Objective
In the records below, locate the line containing "OCR this image."; output that line and every following line through the last, exactly.

Part of a data file
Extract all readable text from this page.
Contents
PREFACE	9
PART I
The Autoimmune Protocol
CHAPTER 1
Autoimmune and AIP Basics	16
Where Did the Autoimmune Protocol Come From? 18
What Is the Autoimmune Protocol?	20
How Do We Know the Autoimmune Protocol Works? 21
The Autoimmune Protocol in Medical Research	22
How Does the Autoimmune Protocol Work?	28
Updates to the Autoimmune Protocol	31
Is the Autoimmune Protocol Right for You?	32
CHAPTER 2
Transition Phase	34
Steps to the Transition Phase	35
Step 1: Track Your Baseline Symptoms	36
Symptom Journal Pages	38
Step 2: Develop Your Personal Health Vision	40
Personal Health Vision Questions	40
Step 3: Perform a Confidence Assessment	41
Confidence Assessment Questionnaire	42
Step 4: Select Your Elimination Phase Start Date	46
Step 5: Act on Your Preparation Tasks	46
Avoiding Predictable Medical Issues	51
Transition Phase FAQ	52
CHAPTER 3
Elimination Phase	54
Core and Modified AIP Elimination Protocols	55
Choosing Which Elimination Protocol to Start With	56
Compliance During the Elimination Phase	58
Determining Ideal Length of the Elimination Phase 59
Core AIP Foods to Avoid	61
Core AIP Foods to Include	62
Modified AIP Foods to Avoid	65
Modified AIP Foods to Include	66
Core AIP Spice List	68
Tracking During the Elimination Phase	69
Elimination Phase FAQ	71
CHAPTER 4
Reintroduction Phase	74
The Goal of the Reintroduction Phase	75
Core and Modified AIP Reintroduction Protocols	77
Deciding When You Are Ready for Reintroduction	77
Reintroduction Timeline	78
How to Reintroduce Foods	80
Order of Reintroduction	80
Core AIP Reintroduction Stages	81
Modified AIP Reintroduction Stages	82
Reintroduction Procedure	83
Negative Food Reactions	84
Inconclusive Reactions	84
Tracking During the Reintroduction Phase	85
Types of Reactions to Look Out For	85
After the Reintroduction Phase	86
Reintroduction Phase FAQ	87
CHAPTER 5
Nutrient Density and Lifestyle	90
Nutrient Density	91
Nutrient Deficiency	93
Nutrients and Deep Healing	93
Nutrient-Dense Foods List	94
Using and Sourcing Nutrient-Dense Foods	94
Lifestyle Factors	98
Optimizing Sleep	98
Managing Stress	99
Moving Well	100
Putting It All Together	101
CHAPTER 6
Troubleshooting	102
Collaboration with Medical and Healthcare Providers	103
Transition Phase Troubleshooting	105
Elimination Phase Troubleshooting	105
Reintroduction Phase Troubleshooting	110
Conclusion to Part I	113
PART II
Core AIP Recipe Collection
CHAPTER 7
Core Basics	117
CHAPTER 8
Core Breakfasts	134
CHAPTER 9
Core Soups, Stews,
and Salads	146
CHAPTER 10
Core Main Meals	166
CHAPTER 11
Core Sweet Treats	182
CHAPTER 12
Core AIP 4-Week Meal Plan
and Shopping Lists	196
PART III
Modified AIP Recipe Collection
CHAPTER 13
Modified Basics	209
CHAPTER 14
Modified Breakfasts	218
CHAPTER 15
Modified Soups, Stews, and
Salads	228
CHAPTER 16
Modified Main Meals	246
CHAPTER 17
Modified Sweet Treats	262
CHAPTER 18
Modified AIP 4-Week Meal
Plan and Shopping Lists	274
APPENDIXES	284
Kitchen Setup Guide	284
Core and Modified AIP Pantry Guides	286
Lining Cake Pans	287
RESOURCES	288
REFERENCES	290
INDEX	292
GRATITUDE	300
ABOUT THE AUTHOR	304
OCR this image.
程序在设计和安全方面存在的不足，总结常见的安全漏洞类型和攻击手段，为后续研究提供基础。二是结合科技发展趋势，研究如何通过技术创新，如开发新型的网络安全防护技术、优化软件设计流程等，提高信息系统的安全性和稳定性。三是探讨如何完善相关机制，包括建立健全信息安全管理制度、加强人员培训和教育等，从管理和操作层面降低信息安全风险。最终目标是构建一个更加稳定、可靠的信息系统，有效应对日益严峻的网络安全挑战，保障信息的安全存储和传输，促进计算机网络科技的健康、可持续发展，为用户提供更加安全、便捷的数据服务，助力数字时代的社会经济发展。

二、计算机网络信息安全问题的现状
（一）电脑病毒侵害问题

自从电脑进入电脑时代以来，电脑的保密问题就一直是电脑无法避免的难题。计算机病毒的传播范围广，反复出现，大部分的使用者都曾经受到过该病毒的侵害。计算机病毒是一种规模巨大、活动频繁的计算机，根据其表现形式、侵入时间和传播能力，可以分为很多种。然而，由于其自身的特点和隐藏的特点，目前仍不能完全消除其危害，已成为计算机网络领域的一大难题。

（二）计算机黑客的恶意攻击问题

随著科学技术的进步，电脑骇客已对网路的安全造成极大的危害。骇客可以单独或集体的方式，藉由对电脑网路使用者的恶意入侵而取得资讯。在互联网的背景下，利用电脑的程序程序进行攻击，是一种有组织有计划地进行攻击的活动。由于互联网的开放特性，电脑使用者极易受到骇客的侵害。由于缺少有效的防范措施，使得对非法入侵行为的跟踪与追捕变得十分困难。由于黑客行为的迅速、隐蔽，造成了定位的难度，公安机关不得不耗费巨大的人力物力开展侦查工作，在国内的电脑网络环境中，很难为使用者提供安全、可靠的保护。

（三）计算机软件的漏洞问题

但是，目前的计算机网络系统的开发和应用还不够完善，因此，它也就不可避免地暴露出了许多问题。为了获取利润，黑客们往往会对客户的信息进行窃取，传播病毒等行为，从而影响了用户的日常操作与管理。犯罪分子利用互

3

Worked solution
OCR this image.
程序在设计和安全方面存在的不足，总结常见的安全漏洞类型和攻击手段，为后续研究提供基础。二是结合科技发展趋势，研究如何通过技术创新，如开发新型的网络安全防护技术、优化软件设计流程等，提高信息系统的安全性和稳定性。三是探讨如何完善相关机制，包括建立健全信息安全管理制度、加强人员培训和教育等，从管理和操作层面降低信息安全风险。最终目标是构建一个更加稳定、可靠的信息系统，有效应对日益严峻的网络安全挑战，保障信息的安全存储和传输，促进计算机网络科技的健康、可持续发展，为用户提供更加安全、便捷的数据服务，助力数字时代的社会经济发展。

二、计算机网络信息安全问题的现状
（一）电脑病毒侵害问题

自从电脑进入电脑时代以来，电脑的保密问题就一直是电脑无法避免的难题。计算机病毒的传播范围广，反复出现，大部分的使用者都曾经受到过该病毒的侵害。计算机病毒是一种规模巨大、活动频繁的计算机，根据其表现形式、侵入时间和传播能力，可以分为很多种。然而，由于其自身的特点和隐藏的特点，目前仍不能完全消除其危害，已成为计算机网络领域的一大难题。

（二）计算机黑客的恶意攻击问题

随著科学技术的进步，电脑骇客已对网路的安全造成极大的危害。骇客可以单独或集体的方式，藉由对电脑网路使用者的恶意入侵而取得资讯。在互联网的背景下，利用电脑的程序程序进行攻击，是一种有组织有计划地进行攻击的活动。由于互联网的开放特性，电脑使用者极易受到骇客的侵害。由于缺少有效的防范措施，使得对非法入侵行为的跟踪与追捕变得十分困难。由于黑客行为的迅速、隐蔽，造成了定位的难度，公安机关不得不耗费巨大的人力物力开展侦查工作，在国内的电脑网络环境中，很难为使用者提供安全、可靠的保护。

（三）计算机软件的漏洞问题

但是，目前的计算机网络系统的开发和应用还不够完善，因此，它也就不可避免地暴露出了许多问题。为了获取利润，黑客们往往会对客户的信息进行窃取，传播病毒等行为，从而影响了用户的日常操作与管理。犯罪分子利用互

3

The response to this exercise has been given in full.